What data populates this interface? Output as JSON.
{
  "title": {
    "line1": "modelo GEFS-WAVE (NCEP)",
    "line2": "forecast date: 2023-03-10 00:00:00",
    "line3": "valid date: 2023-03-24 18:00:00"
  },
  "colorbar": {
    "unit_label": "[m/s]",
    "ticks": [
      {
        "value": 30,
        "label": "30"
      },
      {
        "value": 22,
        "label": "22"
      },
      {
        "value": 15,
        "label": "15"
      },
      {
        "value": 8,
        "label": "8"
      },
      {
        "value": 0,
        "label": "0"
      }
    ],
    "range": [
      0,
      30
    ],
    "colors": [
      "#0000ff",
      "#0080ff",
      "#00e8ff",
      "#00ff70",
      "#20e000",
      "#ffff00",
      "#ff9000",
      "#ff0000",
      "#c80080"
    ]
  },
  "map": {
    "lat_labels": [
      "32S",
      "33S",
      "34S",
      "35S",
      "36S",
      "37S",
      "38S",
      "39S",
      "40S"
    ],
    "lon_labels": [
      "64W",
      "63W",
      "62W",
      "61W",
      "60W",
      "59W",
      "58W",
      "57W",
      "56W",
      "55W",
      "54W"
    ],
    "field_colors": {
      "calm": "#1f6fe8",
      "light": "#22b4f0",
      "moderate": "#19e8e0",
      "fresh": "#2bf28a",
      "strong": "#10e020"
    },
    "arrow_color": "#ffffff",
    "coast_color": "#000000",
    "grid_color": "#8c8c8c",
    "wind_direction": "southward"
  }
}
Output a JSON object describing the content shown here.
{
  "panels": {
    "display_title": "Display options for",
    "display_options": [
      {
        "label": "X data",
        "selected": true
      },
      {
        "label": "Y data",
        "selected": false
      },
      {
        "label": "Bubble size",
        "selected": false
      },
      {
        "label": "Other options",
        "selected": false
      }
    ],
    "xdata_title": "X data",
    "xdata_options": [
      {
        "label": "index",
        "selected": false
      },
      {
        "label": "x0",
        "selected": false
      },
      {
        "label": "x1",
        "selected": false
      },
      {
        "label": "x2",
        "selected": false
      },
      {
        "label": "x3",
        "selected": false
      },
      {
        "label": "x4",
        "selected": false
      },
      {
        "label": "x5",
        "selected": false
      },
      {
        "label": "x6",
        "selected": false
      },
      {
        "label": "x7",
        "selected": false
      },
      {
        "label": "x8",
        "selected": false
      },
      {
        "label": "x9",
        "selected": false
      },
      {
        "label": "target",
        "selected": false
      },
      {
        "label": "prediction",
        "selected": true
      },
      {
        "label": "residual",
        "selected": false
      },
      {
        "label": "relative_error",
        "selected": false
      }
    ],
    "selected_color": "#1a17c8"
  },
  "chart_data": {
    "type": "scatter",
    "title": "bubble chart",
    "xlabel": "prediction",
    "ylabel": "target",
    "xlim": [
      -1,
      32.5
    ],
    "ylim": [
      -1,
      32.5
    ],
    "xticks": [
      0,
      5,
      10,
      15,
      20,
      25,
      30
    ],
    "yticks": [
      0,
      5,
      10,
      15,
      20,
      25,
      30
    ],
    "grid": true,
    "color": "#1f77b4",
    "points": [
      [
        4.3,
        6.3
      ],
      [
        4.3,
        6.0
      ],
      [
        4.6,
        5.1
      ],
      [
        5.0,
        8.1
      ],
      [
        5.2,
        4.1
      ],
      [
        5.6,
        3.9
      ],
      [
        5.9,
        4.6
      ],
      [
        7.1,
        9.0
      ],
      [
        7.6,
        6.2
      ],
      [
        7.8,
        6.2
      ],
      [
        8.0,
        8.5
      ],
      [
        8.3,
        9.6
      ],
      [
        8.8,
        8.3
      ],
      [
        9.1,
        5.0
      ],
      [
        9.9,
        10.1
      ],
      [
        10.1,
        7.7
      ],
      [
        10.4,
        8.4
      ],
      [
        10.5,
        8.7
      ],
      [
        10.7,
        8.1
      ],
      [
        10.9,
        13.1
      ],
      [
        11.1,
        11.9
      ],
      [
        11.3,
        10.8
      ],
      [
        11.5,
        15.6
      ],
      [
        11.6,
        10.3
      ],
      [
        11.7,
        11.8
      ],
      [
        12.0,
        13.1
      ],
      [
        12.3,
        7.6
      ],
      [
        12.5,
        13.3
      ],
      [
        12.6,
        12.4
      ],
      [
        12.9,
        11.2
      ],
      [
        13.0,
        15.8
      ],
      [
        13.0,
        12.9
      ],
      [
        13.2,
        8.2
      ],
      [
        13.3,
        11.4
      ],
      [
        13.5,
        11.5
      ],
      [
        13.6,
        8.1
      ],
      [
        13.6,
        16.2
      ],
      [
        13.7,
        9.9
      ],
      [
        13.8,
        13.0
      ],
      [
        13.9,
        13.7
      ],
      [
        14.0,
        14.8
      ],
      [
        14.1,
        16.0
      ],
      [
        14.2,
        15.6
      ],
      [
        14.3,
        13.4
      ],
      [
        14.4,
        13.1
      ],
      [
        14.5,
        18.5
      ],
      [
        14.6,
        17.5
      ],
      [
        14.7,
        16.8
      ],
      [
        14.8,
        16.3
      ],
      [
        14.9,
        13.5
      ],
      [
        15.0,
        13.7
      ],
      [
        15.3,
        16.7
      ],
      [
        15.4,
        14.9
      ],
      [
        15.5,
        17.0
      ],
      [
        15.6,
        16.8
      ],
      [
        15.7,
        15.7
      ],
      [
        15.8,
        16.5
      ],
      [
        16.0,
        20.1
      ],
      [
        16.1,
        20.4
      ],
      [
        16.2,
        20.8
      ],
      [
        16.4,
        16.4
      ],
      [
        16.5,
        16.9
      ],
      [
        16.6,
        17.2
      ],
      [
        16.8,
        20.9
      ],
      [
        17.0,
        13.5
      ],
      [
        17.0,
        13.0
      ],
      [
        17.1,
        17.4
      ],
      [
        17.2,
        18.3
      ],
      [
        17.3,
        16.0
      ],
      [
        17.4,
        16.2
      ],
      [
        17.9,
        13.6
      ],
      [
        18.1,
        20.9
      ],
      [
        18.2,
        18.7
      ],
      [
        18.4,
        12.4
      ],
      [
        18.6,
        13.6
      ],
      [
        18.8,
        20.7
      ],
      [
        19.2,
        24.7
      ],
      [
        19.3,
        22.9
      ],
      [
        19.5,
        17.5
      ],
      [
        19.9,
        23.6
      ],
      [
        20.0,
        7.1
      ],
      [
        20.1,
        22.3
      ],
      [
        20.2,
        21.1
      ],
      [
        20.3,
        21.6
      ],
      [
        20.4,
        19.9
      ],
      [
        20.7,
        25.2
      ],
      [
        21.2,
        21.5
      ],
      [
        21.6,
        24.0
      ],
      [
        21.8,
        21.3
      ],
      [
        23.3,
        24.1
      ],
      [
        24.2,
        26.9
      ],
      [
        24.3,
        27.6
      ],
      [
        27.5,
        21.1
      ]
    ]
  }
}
···
§ Aim
Each line containing the word "date" counts once; report the total alone.

§ Task answer
2